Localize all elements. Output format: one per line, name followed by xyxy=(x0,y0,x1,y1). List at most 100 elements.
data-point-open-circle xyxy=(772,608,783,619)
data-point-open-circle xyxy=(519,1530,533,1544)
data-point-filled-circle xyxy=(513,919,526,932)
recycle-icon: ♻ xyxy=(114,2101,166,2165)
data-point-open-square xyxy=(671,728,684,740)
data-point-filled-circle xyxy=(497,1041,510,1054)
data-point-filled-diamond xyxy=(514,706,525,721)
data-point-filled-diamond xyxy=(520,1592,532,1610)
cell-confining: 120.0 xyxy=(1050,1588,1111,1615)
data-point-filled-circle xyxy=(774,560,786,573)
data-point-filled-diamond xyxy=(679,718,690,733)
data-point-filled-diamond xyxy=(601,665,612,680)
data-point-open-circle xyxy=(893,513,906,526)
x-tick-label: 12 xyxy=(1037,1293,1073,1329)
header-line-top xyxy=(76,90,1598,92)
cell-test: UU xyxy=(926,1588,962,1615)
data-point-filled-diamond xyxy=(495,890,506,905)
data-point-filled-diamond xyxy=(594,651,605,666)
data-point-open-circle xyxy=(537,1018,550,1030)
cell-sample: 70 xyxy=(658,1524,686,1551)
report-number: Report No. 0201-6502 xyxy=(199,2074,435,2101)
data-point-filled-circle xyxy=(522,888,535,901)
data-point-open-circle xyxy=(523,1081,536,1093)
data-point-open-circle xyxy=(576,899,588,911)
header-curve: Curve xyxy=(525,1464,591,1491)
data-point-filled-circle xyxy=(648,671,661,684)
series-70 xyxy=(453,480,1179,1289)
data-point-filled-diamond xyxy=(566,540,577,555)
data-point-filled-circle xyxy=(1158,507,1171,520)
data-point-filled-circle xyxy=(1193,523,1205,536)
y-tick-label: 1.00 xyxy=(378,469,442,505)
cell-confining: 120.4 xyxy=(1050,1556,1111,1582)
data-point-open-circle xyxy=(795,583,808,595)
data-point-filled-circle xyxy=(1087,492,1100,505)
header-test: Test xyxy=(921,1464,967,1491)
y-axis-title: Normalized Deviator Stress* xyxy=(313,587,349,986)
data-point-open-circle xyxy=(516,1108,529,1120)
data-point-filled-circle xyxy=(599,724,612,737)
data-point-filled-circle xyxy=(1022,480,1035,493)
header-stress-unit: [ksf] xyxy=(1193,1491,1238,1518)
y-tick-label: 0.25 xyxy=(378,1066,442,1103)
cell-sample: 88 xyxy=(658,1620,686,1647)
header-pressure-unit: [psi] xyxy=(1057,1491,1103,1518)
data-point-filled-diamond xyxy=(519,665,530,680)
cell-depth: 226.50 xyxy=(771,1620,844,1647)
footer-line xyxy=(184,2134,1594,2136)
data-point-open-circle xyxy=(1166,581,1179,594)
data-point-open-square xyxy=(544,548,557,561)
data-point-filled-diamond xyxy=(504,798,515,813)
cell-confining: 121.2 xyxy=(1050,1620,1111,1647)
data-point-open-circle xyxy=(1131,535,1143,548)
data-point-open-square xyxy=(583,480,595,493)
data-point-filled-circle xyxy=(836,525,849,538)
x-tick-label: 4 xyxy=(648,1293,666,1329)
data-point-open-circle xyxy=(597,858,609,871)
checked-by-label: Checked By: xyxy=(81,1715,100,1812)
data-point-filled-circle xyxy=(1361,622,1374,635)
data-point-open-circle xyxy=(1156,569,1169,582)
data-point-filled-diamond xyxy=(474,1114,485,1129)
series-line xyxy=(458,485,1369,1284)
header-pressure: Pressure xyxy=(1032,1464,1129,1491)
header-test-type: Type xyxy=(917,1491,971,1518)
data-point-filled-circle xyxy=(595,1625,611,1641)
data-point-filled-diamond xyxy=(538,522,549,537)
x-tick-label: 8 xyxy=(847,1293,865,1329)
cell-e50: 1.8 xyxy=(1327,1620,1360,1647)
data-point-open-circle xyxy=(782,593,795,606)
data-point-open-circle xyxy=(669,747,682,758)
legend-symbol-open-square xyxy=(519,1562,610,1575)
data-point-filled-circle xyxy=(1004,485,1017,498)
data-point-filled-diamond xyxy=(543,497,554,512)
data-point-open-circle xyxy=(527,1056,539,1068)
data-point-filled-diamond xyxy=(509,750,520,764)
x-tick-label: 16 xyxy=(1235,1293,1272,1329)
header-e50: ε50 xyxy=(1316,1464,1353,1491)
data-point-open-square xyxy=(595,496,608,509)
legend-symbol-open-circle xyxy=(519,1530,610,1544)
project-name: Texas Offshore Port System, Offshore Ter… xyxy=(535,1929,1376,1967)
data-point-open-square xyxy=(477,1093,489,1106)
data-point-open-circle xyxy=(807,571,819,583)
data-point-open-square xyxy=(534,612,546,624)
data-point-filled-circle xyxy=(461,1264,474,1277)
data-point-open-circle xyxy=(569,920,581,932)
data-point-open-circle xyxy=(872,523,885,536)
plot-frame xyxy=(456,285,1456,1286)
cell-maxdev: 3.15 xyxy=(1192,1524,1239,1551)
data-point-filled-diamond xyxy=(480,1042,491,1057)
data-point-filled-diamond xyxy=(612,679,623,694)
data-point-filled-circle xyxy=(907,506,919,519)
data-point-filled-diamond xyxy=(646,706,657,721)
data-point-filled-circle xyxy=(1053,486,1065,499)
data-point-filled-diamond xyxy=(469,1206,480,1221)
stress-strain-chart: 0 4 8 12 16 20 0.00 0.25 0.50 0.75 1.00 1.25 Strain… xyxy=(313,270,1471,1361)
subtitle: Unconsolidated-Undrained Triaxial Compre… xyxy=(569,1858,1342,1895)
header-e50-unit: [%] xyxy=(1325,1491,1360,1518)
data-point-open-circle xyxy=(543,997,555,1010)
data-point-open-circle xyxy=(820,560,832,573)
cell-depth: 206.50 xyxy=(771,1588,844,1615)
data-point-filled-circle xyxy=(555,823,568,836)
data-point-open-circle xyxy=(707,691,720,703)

::::

What you will do: Reproduce every line of the records above without changing a single character.

Exercise answer:
Localize all elements. Output format: one per line, name followed by xyxy=(x0,y0,x1,y1). List at most 100 elements.
data-point-open-circle xyxy=(772,608,783,619)
data-point-open-circle xyxy=(519,1530,533,1544)
data-point-filled-circle xyxy=(513,919,526,932)
recycle-icon: ♻ xyxy=(114,2101,166,2165)
data-point-open-square xyxy=(671,728,684,740)
data-point-filled-circle xyxy=(497,1041,510,1054)
data-point-filled-diamond xyxy=(514,706,525,721)
data-point-filled-diamond xyxy=(520,1592,532,1610)
cell-confining: 120.0 xyxy=(1050,1588,1111,1615)
data-point-filled-circle xyxy=(774,560,786,573)
data-point-filled-diamond xyxy=(679,718,690,733)
data-point-filled-diamond xyxy=(601,665,612,680)
data-point-open-circle xyxy=(893,513,906,526)
x-tick-label: 12 xyxy=(1037,1293,1073,1329)
header-line-top xyxy=(76,90,1598,92)
cell-test: UU xyxy=(926,1588,962,1615)
data-point-filled-diamond xyxy=(495,890,506,905)
data-point-filled-diamond xyxy=(594,651,605,666)
data-point-open-circle xyxy=(537,1018,550,1030)
cell-sample: 70 xyxy=(658,1524,686,1551)
report-number: Report No. 0201-6502 xyxy=(199,2074,435,2101)
data-point-filled-circle xyxy=(522,888,535,901)
data-point-open-circle xyxy=(523,1081,536,1093)
data-point-open-circle xyxy=(576,899,588,911)
header-curve: Curve xyxy=(525,1464,591,1491)
data-point-filled-circle xyxy=(648,671,661,684)
series-70 xyxy=(453,480,1179,1289)
data-point-filled-diamond xyxy=(566,540,577,555)
data-point-filled-circle xyxy=(1158,507,1171,520)
data-point-filled-circle xyxy=(1193,523,1205,536)
y-tick-label: 1.00 xyxy=(378,469,442,505)
cell-confining: 120.4 xyxy=(1050,1556,1111,1582)
data-point-open-circle xyxy=(795,583,808,595)
data-point-filled-circle xyxy=(1087,492,1100,505)
header-test: Test xyxy=(921,1464,967,1491)
y-axis-title: Normalized Deviator Stress* xyxy=(313,587,349,986)
data-point-open-circle xyxy=(516,1108,529,1120)
data-point-filled-circle xyxy=(599,724,612,737)
data-point-filled-circle xyxy=(1022,480,1035,493)
header-stress-unit: [ksf] xyxy=(1193,1491,1238,1518)
y-tick-label: 0.25 xyxy=(378,1066,442,1103)
cell-sample: 88 xyxy=(658,1620,686,1647)
header-pressure-unit: [psi] xyxy=(1057,1491,1103,1518)
data-point-filled-diamond xyxy=(519,665,530,680)
cell-depth: 226.50 xyxy=(771,1620,844,1647)
footer-line xyxy=(184,2134,1594,2136)
data-point-open-circle xyxy=(1166,581,1179,594)
data-point-open-square xyxy=(544,548,557,561)
data-point-filled-diamond xyxy=(504,798,515,813)
cell-confining: 121.2 xyxy=(1050,1620,1111,1647)
data-point-open-circle xyxy=(1131,535,1143,548)
data-point-open-square xyxy=(583,480,595,493)
data-point-filled-circle xyxy=(836,525,849,538)
x-tick-label: 4 xyxy=(648,1293,666,1329)
data-point-open-circle xyxy=(597,858,609,871)
checked-by-label: Checked By: xyxy=(81,1715,100,1812)
data-point-filled-circle xyxy=(1361,622,1374,635)
data-point-open-circle xyxy=(1156,569,1169,582)
data-point-filled-diamond xyxy=(474,1114,485,1129)
series-line xyxy=(458,485,1369,1284)
header-pressure: Pressure xyxy=(1032,1464,1129,1491)
header-test-type: Type xyxy=(917,1491,971,1518)
data-point-filled-circle xyxy=(595,1625,611,1641)
data-point-filled-diamond xyxy=(538,522,549,537)
x-tick-label: 8 xyxy=(847,1293,865,1329)
cell-e50: 1.8 xyxy=(1327,1620,1360,1647)
data-point-open-circle xyxy=(782,593,795,606)
data-point-open-circle xyxy=(669,747,682,758)
legend-symbol-open-square xyxy=(519,1562,610,1575)
data-point-filled-circle xyxy=(1004,485,1017,498)
data-point-filled-diamond xyxy=(543,497,554,512)
data-point-open-circle xyxy=(527,1056,539,1068)
data-point-filled-diamond xyxy=(509,750,520,764)
x-tick-label: 16 xyxy=(1235,1293,1272,1329)
header-e50: ε50 xyxy=(1316,1464,1353,1491)
data-point-open-square xyxy=(595,496,608,509)
legend-symbol-open-circle xyxy=(519,1530,610,1544)
project-name: Texas Offshore Port System, Offshore Ter… xyxy=(535,1929,1376,1967)
data-point-open-square xyxy=(477,1093,489,1106)
data-point-open-circle xyxy=(807,571,819,583)
data-point-open-square xyxy=(534,612,546,624)
data-point-filled-circle xyxy=(461,1264,474,1277)
data-point-open-circle xyxy=(569,920,581,932)
data-point-open-circle xyxy=(872,523,885,536)
plot-frame xyxy=(456,285,1456,1286)
cell-maxdev: 3.15 xyxy=(1192,1524,1239,1551)
data-point-filled-diamond xyxy=(480,1042,491,1057)
data-point-filled-diamond xyxy=(612,679,623,694)
data-point-filled-circle xyxy=(907,506,919,519)
data-point-filled-diamond xyxy=(646,706,657,721)
data-point-filled-circle xyxy=(1053,486,1065,499)
data-point-filled-diamond xyxy=(469,1206,480,1221)
stress-strain-chart: 0 4 8 12 16 20 0.00 0.25 0.50 0.75 1.00 1.25 Strain… xyxy=(313,270,1471,1361)
subtitle: Unconsolidated-Undrained Triaxial Compre… xyxy=(569,1858,1342,1895)
header-e50-unit: [%] xyxy=(1325,1491,1360,1518)
data-point-open-circle xyxy=(543,997,555,1010)
data-point-open-circle xyxy=(820,560,832,573)
cell-depth: 206.50 xyxy=(771,1588,844,1615)
data-point-filled-circle xyxy=(555,823,568,836)
data-point-open-circle xyxy=(707,691,720,703)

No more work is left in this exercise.